__Written task__.
Leave out the pictures and return every entry exactly as it appears.

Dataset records

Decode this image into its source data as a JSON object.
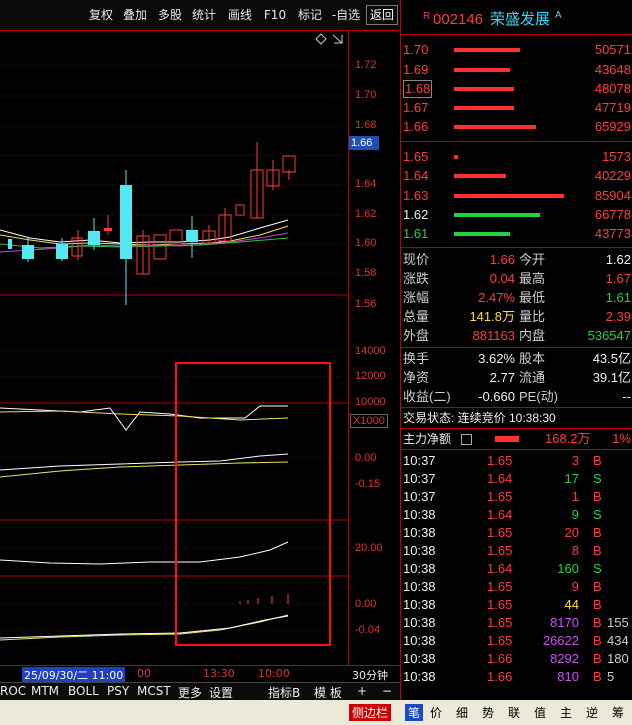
{
  "toolbar": {
    "buttons": [
      "复权",
      "叠加",
      "多股",
      "统计",
      "画线",
      "F10",
      "标记",
      "-自选",
      "返回"
    ]
  },
  "price_axis": [
    "1.72",
    "1.70",
    "1.68",
    "1.66",
    "1.64",
    "1.62",
    "1.60",
    "1.58",
    "1.56"
  ],
  "current_price_tag": "1.66",
  "volume_axis": [
    "14000",
    "12000",
    "10000"
  ],
  "volume_unit": "X1000",
  "ind1_axis": [
    "0.00",
    "-0.15"
  ],
  "ind2_axis": [
    "20.00"
  ],
  "ind3_axis": [
    "0.00",
    "-0.04"
  ],
  "time_axis": {
    "highlight": "25/09/30/二 11:00",
    "t1": "00",
    "t2": "13:30",
    "t3": "10:00",
    "period": "30分钟"
  },
  "bottom_tabs": [
    "ROC",
    "MTM",
    "BOLL",
    "PSY",
    "MCST",
    "更多",
    "设置",
    "指标B",
    "模 板",
    "+",
    "−"
  ],
  "stock": {
    "badge": "R",
    "code": "002146",
    "name": "荣盛发展",
    "suffix": "A"
  },
  "asks": [
    {
      "price": "1.70",
      "vol": "50571"
    },
    {
      "price": "1.69",
      "vol": "43648"
    },
    {
      "price": "1.68",
      "vol": "48078"
    },
    {
      "price": "1.67",
      "vol": "47719"
    },
    {
      "price": "1.66",
      "vol": "65929"
    }
  ],
  "bids": [
    {
      "price": "1.65",
      "vol": "1573"
    },
    {
      "price": "1.64",
      "vol": "40229"
    },
    {
      "price": "1.63",
      "vol": "85904"
    },
    {
      "price": "1.62",
      "vol": "66778"
    },
    {
      "price": "1.61",
      "vol": "43773"
    }
  ],
  "quote": {
    "l1": "现价",
    "v1": "1.66",
    "l2": "今开",
    "v2": "1.62",
    "l3": "涨跌",
    "v3": "0.04",
    "l4": "最高",
    "v4": "1.67",
    "l5": "涨幅",
    "v5": "2.47%",
    "l6": "最低",
    "v6": "1.61",
    "l7": "总量",
    "v7": "141.8万",
    "l8": "量比",
    "v8": "2.39",
    "l9": "外盘",
    "v9": "881163",
    "l10": "内盘",
    "v10": "536547"
  },
  "fin": {
    "l1": "换手",
    "v1": "3.62%",
    "l2": "股本",
    "v2": "43.5亿",
    "l3": "净资",
    "v3": "2.77",
    "l4": "流通",
    "v4": "39.1亿",
    "l5": "收益(二)",
    "v5": "-0.660",
    "l6": "PE(动)",
    "v6": "--"
  },
  "trade_status": "交易状态: 连续竞价 10:38:30",
  "main_flow": {
    "label": "主力净额",
    "value": "168.2万",
    "pct": "1%"
  },
  "ticks": [
    {
      "t": "10:37",
      "p": "1.65",
      "v": "3",
      "d": "B"
    },
    {
      "t": "10:37",
      "p": "1.64",
      "v": "17",
      "d": "S"
    },
    {
      "t": "10:37",
      "p": "1.65",
      "v": "1",
      "d": "B"
    },
    {
      "t": "10:38",
      "p": "1.64",
      "v": "9",
      "d": "S"
    },
    {
      "t": "10:38",
      "p": "1.65",
      "v": "20",
      "d": "B"
    },
    {
      "t": "10:38",
      "p": "1.65",
      "v": "8",
      "d": "B"
    },
    {
      "t": "10:38",
      "p": "1.64",
      "v": "160",
      "d": "S"
    },
    {
      "t": "10:38",
      "p": "1.65",
      "v": "9",
      "d": "B"
    },
    {
      "t": "10:38",
      "p": "1.65",
      "v": "44",
      "d": "B"
    },
    {
      "t": "10:38",
      "p": "1.65",
      "v": "8170",
      "d": "B",
      "n": "155"
    },
    {
      "t": "10:38",
      "p": "1.65",
      "v": "26622",
      "d": "B",
      "n": "434"
    },
    {
      "t": "10:38",
      "p": "1.66",
      "v": "8292",
      "d": "B",
      "n": "180"
    },
    {
      "t": "10:38",
      "p": "1.66",
      "v": "810",
      "d": "B",
      "n": "5"
    }
  ],
  "sidebar": [
    "侧边栏",
    "笔",
    "价",
    "细",
    "势",
    "联",
    "值",
    "主",
    "逆",
    "筹"
  ],
  "colors": {
    "up": "#ff3b3b",
    "down": "#23d13d",
    "border": "#b00000",
    "candle_down": "#54e8f2"
  }
}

__Written reply__.
Decode this image into its source data as a JSON object.
{
  "toolbar": {
    "buttons": [
      "复权",
      "叠加",
      "多股",
      "统计",
      "画线",
      "F10",
      "标记",
      "-自选",
      "返回"
    ]
  },
  "price_axis": [
    "1.72",
    "1.70",
    "1.68",
    "1.66",
    "1.64",
    "1.62",
    "1.60",
    "1.58",
    "1.56"
  ],
  "current_price_tag": "1.66",
  "volume_axis": [
    "14000",
    "12000",
    "10000"
  ],
  "volume_unit": "X1000",
  "ind1_axis": [
    "0.00",
    "-0.15"
  ],
  "ind2_axis": [
    "20.00"
  ],
  "ind3_axis": [
    "0.00",
    "-0.04"
  ],
  "time_axis": {
    "highlight": "25/09/30/二 11:00",
    "t1": "00",
    "t2": "13:30",
    "t3": "10:00",
    "period": "30分钟"
  },
  "bottom_tabs": [
    "ROC",
    "MTM",
    "BOLL",
    "PSY",
    "MCST",
    "更多",
    "设置",
    "指标B",
    "模 板",
    "+",
    "−"
  ],
  "stock": {
    "badge": "R",
    "code": "002146",
    "name": "荣盛发展",
    "suffix": "A"
  },
  "asks": [
    {
      "price": "1.70",
      "vol": "50571"
    },
    {
      "price": "1.69",
      "vol": "43648"
    },
    {
      "price": "1.68",
      "vol": "48078"
    },
    {
      "price": "1.67",
      "vol": "47719"
    },
    {
      "price": "1.66",
      "vol": "65929"
    }
  ],
  "bids": [
    {
      "price": "1.65",
      "vol": "1573"
    },
    {
      "price": "1.64",
      "vol": "40229"
    },
    {
      "price": "1.63",
      "vol": "85904"
    },
    {
      "price": "1.62",
      "vol": "66778"
    },
    {
      "price": "1.61",
      "vol": "43773"
    }
  ],
  "quote": {
    "l1": "现价",
    "v1": "1.66",
    "l2": "今开",
    "v2": "1.62",
    "l3": "涨跌",
    "v3": "0.04",
    "l4": "最高",
    "v4": "1.67",
    "l5": "涨幅",
    "v5": "2.47%",
    "l6": "最低",
    "v6": "1.61",
    "l7": "总量",
    "v7": "141.8万",
    "l8": "量比",
    "v8": "2.39",
    "l9": "外盘",
    "v9": "881163",
    "l10": "内盘",
    "v10": "536547"
  },
  "fin": {
    "l1": "换手",
    "v1": "3.62%",
    "l2": "股本",
    "v2": "43.5亿",
    "l3": "净资",
    "v3": "2.77",
    "l4": "流通",
    "v4": "39.1亿",
    "l5": "收益(二)",
    "v5": "-0.660",
    "l6": "PE(动)",
    "v6": "--"
  },
  "trade_status": "交易状态: 连续竞价 10:38:30",
  "main_flow": {
    "label": "主力净额",
    "value": "168.2万",
    "pct": "1%"
  },
  "ticks": [
    {
      "t": "10:37",
      "p": "1.65",
      "v": "3",
      "d": "B"
    },
    {
      "t": "10:37",
      "p": "1.64",
      "v": "17",
      "d": "S"
    },
    {
      "t": "10:37",
      "p": "1.65",
      "v": "1",
      "d": "B"
    },
    {
      "t": "10:38",
      "p": "1.64",
      "v": "9",
      "d": "S"
    },
    {
      "t": "10:38",
      "p": "1.65",
      "v": "20",
      "d": "B"
    },
    {
      "t": "10:38",
      "p": "1.65",
      "v": "8",
      "d": "B"
    },
    {
      "t": "10:38",
      "p": "1.64",
      "v": "160",
      "d": "S"
    },
    {
      "t": "10:38",
      "p": "1.65",
      "v": "9",
      "d": "B"
    },
    {
      "t": "10:38",
      "p": "1.65",
      "v": "44",
      "d": "B"
    },
    {
      "t": "10:38",
      "p": "1.65",
      "v": "8170",
      "d": "B",
      "n": "155"
    },
    {
      "t": "10:38",
      "p": "1.65",
      "v": "26622",
      "d": "B",
      "n": "434"
    },
    {
      "t": "10:38",
      "p": "1.66",
      "v": "8292",
      "d": "B",
      "n": "180"
    },
    {
      "t": "10:38",
      "p": "1.66",
      "v": "810",
      "d": "B",
      "n": "5"
    }
  ],
  "sidebar": [
    "侧边栏",
    "笔",
    "价",
    "细",
    "势",
    "联",
    "值",
    "主",
    "逆",
    "筹"
  ],
  "colors": {
    "up": "#ff3b3b",
    "down": "#23d13d",
    "border": "#b00000",
    "candle_down": "#54e8f2"
  }
}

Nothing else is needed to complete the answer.